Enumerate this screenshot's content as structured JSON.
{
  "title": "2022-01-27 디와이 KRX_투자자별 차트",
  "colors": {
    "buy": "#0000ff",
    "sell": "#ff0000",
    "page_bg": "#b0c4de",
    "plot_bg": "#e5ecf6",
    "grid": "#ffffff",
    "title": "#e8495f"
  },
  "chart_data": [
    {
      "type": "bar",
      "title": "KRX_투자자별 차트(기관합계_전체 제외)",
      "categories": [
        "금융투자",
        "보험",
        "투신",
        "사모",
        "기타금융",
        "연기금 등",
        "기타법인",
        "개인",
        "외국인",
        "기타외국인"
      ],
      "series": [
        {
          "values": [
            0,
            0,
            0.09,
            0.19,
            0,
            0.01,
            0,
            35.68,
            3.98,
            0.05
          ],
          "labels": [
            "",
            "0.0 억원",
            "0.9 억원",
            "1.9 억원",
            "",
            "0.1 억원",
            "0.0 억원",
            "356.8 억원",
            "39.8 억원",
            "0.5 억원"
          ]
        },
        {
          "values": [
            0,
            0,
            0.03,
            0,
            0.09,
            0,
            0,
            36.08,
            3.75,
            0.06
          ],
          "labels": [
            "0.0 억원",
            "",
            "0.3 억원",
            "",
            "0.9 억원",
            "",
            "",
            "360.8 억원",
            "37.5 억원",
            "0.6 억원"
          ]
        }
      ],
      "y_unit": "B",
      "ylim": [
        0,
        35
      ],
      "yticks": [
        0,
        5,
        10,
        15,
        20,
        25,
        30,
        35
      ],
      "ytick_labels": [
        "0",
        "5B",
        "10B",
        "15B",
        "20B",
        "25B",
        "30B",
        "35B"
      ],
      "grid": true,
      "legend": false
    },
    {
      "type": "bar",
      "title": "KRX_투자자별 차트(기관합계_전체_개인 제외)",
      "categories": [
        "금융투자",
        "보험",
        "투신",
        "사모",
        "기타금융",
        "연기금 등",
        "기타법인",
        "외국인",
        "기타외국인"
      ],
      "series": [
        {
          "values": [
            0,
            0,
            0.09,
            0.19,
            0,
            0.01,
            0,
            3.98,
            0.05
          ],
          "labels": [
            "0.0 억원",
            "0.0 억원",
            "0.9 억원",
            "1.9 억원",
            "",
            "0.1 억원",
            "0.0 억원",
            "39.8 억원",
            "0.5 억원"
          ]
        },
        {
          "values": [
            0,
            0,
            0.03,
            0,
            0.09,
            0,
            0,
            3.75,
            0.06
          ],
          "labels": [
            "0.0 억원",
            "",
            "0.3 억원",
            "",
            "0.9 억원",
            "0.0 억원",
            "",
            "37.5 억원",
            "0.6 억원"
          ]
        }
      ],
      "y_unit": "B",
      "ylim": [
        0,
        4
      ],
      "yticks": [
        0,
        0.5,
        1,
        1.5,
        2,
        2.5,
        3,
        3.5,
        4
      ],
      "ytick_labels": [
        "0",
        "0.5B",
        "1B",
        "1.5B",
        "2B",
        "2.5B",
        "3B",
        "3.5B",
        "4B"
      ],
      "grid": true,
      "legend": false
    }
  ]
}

━━━━━━

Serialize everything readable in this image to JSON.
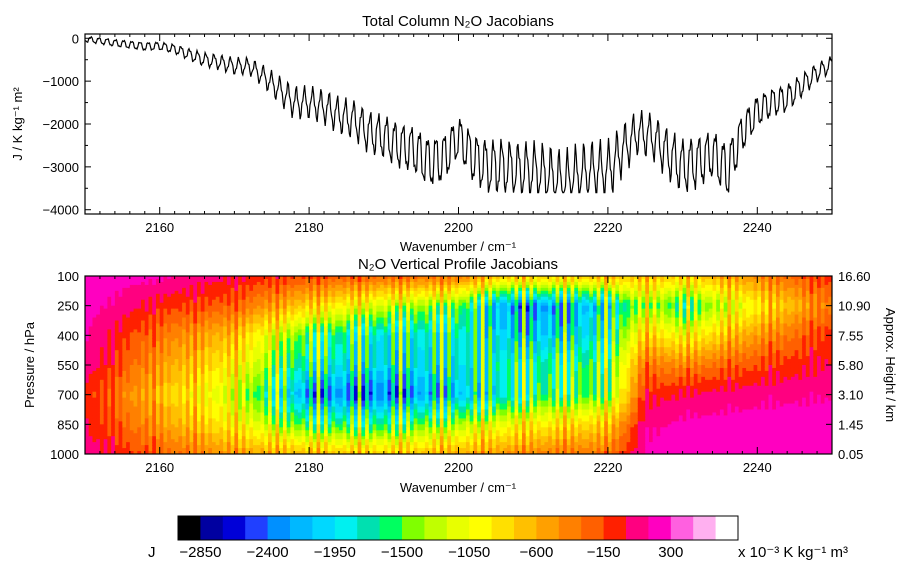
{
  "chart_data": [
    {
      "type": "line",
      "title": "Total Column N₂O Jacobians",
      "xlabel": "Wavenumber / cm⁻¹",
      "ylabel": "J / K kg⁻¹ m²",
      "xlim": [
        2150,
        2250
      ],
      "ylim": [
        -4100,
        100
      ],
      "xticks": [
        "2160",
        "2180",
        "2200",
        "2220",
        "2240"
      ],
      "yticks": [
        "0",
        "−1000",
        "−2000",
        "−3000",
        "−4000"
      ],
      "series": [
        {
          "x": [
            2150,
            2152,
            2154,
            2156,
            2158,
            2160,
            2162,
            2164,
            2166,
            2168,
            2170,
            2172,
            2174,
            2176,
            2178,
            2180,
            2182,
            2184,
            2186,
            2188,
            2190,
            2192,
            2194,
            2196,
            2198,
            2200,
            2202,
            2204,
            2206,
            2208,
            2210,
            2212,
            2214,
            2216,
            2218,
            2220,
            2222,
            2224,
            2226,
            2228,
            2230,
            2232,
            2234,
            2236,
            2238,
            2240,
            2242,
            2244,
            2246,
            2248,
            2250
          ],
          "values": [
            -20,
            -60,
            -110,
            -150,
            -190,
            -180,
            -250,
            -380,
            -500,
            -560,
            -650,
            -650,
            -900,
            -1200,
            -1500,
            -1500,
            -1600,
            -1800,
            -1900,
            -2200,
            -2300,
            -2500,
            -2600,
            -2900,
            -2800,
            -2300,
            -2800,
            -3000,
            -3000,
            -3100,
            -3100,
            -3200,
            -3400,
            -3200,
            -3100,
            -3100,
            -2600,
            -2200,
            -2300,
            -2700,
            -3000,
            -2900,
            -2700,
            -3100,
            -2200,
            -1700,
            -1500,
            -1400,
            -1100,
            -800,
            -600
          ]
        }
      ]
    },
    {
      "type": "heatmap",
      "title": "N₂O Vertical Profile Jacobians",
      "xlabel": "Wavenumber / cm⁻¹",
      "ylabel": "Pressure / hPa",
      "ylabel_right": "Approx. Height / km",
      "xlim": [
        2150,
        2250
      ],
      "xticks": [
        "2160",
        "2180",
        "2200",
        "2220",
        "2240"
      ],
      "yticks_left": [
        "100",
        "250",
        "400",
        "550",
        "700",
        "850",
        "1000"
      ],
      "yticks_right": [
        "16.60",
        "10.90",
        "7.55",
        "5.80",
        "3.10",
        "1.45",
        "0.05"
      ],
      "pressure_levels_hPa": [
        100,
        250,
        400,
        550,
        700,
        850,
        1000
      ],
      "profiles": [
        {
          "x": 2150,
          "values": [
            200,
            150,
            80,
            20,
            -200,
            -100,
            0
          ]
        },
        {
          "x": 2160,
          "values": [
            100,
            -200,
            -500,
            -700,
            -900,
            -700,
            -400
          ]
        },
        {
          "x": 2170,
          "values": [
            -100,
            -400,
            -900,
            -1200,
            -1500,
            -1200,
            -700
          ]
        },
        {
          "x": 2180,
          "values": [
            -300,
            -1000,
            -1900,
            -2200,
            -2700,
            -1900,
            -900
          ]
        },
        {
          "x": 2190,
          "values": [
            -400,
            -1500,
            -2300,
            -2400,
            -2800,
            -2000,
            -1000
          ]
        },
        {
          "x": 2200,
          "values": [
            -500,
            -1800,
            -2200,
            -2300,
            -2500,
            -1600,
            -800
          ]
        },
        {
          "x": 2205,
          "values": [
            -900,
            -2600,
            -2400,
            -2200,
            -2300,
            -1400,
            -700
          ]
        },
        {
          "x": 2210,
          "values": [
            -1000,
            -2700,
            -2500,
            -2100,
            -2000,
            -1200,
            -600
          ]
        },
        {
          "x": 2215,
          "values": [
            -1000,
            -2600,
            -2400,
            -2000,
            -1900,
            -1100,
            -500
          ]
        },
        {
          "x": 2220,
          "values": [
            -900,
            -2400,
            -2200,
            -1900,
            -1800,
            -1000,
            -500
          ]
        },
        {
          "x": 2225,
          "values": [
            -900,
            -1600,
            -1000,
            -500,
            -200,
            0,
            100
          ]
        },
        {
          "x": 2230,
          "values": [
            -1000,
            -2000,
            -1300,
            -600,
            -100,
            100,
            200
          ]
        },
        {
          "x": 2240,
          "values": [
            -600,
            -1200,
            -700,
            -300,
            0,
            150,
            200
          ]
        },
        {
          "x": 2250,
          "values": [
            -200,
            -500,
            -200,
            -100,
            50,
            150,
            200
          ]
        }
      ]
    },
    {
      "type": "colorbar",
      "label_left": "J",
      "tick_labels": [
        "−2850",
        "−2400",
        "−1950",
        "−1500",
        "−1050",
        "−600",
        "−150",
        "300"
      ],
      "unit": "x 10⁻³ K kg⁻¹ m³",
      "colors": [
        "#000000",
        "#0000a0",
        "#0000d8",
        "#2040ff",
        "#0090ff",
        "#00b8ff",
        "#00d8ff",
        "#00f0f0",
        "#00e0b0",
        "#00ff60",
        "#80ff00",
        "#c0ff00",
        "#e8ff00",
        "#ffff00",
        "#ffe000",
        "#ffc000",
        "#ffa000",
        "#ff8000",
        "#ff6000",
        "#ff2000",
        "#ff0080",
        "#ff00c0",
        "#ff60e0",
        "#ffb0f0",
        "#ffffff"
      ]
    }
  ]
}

━━━━━━

=== EXERCISE TASK ===
Every line that holds the word "Jacobians" should be extracted.

=== ANSWER TO THIS EXERCISE ===
      "title": "Total Column N₂O Jacobians",
      "title": "N₂O Vertical Profile Jacobians",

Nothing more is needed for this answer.